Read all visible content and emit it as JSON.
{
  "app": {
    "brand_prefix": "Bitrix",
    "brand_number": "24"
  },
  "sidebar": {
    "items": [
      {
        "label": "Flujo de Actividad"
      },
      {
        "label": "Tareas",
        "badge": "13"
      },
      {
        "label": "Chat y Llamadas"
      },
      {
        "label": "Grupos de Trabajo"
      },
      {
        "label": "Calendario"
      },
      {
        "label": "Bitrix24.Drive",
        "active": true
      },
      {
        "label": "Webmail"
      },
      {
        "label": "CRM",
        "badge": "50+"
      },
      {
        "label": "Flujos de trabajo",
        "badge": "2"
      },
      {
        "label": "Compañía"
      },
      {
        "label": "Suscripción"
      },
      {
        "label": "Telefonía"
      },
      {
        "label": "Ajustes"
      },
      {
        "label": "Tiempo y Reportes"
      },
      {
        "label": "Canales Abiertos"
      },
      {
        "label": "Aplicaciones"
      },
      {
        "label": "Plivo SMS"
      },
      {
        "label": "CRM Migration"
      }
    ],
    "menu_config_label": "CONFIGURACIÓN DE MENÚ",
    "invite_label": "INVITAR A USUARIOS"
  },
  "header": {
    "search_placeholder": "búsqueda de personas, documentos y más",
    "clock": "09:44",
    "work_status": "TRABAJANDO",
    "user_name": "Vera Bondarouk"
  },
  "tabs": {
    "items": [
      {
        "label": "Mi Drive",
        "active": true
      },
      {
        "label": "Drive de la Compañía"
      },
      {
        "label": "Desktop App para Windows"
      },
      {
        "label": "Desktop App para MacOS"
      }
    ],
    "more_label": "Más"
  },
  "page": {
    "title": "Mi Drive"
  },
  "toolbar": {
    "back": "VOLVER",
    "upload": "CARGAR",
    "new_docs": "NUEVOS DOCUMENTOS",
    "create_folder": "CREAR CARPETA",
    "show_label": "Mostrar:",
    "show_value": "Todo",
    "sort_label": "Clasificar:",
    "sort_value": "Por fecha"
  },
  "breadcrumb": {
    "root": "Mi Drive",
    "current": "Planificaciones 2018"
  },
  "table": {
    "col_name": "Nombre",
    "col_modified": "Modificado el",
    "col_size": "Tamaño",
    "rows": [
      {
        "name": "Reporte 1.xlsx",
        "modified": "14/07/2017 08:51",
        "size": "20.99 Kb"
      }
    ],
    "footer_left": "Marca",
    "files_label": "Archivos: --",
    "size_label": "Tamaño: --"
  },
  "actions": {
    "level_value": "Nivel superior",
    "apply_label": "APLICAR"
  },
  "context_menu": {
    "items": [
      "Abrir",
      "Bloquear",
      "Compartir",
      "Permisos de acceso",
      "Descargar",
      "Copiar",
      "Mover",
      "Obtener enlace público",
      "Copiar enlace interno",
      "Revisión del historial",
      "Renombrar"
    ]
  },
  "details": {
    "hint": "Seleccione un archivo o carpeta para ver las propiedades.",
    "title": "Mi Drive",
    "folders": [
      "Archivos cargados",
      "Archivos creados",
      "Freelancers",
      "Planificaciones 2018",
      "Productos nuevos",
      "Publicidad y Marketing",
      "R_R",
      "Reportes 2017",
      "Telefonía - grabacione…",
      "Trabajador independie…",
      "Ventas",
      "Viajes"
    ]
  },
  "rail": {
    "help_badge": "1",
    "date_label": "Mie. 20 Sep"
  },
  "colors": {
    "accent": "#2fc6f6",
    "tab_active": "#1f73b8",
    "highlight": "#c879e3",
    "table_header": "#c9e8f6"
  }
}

What you should do |
Retype the entries exactly, including every line.

Right answer |
Read all visible content and emit it as JSON.
{
  "app": {
    "brand_prefix": "Bitrix",
    "brand_number": "24"
  },
  "sidebar": {
    "items": [
      {
        "label": "Flujo de Actividad"
      },
      {
        "label": "Tareas",
        "badge": "13"
      },
      {
        "label": "Chat y Llamadas"
      },
      {
        "label": "Grupos de Trabajo"
      },
      {
        "label": "Calendario"
      },
      {
        "label": "Bitrix24.Drive",
        "active": true
      },
      {
        "label": "Webmail"
      },
      {
        "label": "CRM",
        "badge": "50+"
      },
      {
        "label": "Flujos de trabajo",
        "badge": "2"
      },
      {
        "label": "Compañía"
      },
      {
        "label": "Suscripción"
      },
      {
        "label": "Telefonía"
      },
      {
        "label": "Ajustes"
      },
      {
        "label": "Tiempo y Reportes"
      },
      {
        "label": "Canales Abiertos"
      },
      {
        "label": "Aplicaciones"
      },
      {
        "label": "Plivo SMS"
      },
      {
        "label": "CRM Migration"
      }
    ],
    "menu_config_label": "CONFIGURACIÓN DE MENÚ",
    "invite_label": "INVITAR A USUARIOS"
  },
  "header": {
    "search_placeholder": "búsqueda de personas, documentos y más",
    "clock": "09:44",
    "work_status": "TRABAJANDO",
    "user_name": "Vera Bondarouk"
  },
  "tabs": {
    "items": [
      {
        "label": "Mi Drive",
        "active": true
      },
      {
        "label": "Drive de la Compañía"
      },
      {
        "label": "Desktop App para Windows"
      },
      {
        "label": "Desktop App para MacOS"
      }
    ],
    "more_label": "Más"
  },
  "page": {
    "title": "Mi Drive"
  },
  "toolbar": {
    "back": "VOLVER",
    "upload": "CARGAR",
    "new_docs": "NUEVOS DOCUMENTOS",
    "create_folder": "CREAR CARPETA",
    "show_label": "Mostrar:",
    "show_value": "Todo",
    "sort_label": "Clasificar:",
    "sort_value": "Por fecha"
  },
  "breadcrumb": {
    "root": "Mi Drive",
    "current": "Planificaciones 2018"
  },
  "table": {
    "col_name": "Nombre",
    "col_modified": "Modificado el",
    "col_size": "Tamaño",
    "rows": [
      {
        "name": "Reporte 1.xlsx",
        "modified": "14/07/2017 08:51",
        "size": "20.99 Kb"
      }
    ],
    "footer_left": "Marca",
    "files_label": "Archivos: --",
    "size_label": "Tamaño: --"
  },
  "actions": {
    "level_value": "Nivel superior",
    "apply_label": "APLICAR"
  },
  "context_menu": {
    "items": [
      "Abrir",
      "Bloquear",
      "Compartir",
      "Permisos de acceso",
      "Descargar",
      "Copiar",
      "Mover",
      "Obtener enlace público",
      "Copiar enlace interno",
      "Revisión del historial",
      "Renombrar"
    ]
  },
  "details": {
    "hint": "Seleccione un archivo o carpeta para ver las propiedades.",
    "title": "Mi Drive",
    "folders": [
      "Archivos cargados",
      "Archivos creados",
      "Freelancers",
      "Planificaciones 2018",
      "Productos nuevos",
      "Publicidad y Marketing",
      "R_R",
      "Reportes 2017",
      "Telefonía - grabacione…",
      "Trabajador independie…",
      "Ventas",
      "Viajes"
    ]
  },
  "rail": {
    "help_badge": "1",
    "date_label": "Mie. 20 Sep"
  },
  "colors": {
    "accent": "#2fc6f6",
    "tab_active": "#1f73b8",
    "highlight": "#c879e3",
    "table_header": "#c9e8f6"
  }
}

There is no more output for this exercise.